SET EXERCISE: Pick out every line in the material that contains the word "Polygon" and copy each of those lines. Matching is case-sensitive.

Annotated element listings
--*--

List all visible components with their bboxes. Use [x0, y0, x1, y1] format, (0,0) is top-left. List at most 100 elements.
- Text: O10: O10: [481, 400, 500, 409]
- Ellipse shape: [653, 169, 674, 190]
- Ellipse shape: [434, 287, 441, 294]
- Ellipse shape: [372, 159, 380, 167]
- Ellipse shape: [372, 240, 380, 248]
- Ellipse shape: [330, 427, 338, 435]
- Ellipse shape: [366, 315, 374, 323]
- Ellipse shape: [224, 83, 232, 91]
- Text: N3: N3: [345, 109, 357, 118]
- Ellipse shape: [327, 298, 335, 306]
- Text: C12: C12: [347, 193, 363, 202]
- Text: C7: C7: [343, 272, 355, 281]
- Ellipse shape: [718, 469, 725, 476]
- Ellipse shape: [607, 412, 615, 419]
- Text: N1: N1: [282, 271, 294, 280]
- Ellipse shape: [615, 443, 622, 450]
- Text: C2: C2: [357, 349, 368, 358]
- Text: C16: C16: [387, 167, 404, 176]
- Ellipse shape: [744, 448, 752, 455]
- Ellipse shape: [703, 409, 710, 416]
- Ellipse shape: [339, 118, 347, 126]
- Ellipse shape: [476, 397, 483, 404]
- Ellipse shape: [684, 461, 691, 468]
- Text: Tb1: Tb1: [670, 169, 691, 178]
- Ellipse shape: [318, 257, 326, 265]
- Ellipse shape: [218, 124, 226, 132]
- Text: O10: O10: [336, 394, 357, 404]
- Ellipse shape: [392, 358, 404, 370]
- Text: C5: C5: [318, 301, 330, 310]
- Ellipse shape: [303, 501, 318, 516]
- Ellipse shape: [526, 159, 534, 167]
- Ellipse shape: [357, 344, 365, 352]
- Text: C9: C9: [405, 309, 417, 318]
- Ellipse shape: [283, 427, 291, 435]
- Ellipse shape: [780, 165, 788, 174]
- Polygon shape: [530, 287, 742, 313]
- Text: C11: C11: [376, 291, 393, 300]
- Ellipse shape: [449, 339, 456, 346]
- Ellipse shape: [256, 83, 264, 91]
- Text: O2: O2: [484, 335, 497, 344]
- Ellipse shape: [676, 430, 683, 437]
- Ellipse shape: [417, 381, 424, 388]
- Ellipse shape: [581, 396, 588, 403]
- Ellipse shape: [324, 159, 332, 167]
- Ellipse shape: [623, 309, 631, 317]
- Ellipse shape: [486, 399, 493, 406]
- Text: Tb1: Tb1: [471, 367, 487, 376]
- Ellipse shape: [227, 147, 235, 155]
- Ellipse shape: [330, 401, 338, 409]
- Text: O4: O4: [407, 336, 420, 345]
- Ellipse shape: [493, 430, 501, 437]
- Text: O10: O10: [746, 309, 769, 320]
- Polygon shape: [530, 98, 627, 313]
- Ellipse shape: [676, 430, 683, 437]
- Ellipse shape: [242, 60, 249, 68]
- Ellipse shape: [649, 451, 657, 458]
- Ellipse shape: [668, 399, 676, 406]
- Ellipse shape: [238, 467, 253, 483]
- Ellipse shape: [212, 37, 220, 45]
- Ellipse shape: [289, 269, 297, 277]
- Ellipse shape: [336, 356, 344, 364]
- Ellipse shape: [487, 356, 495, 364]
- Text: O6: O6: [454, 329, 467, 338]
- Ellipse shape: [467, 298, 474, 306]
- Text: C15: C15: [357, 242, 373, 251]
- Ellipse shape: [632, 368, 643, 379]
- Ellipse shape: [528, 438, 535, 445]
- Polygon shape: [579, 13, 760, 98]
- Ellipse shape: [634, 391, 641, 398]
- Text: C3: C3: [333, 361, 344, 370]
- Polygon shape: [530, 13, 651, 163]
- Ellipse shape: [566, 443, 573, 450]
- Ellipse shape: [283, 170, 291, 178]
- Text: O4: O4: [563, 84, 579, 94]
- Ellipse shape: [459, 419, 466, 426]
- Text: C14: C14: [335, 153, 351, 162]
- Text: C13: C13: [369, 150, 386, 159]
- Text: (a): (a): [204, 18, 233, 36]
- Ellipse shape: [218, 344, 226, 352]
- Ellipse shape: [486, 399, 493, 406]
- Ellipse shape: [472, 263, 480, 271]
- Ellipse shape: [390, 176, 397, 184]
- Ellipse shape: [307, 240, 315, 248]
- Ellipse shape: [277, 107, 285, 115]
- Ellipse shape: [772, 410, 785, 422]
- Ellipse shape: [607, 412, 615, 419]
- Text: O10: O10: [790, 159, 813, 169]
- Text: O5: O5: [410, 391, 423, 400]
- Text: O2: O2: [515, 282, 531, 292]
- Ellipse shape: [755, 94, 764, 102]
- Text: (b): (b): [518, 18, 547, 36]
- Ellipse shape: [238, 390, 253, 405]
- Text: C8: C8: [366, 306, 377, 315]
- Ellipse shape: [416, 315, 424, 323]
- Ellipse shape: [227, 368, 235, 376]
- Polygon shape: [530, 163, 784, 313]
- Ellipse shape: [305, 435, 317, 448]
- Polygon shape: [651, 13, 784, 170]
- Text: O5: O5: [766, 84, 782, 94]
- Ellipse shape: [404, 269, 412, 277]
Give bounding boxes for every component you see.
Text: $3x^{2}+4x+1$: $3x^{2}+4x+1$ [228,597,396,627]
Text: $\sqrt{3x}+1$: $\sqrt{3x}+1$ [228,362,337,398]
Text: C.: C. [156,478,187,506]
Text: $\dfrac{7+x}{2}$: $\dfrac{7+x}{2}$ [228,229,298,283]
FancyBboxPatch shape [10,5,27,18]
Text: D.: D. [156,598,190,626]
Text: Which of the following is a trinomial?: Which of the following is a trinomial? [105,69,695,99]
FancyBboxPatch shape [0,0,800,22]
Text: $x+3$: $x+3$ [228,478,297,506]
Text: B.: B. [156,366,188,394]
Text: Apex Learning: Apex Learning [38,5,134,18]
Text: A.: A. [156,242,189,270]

--*--

TASK RESPONSE:
- Polygon shape: [530, 287, 742, 313]
- Polygon shape: [530, 98, 627, 313]
- Polygon shape: [579, 13, 760, 98]
- Polygon shape: [530, 13, 651, 163]
- Polygon shape: [530, 163, 784, 313]
- Polygon shape: [651, 13, 784, 170]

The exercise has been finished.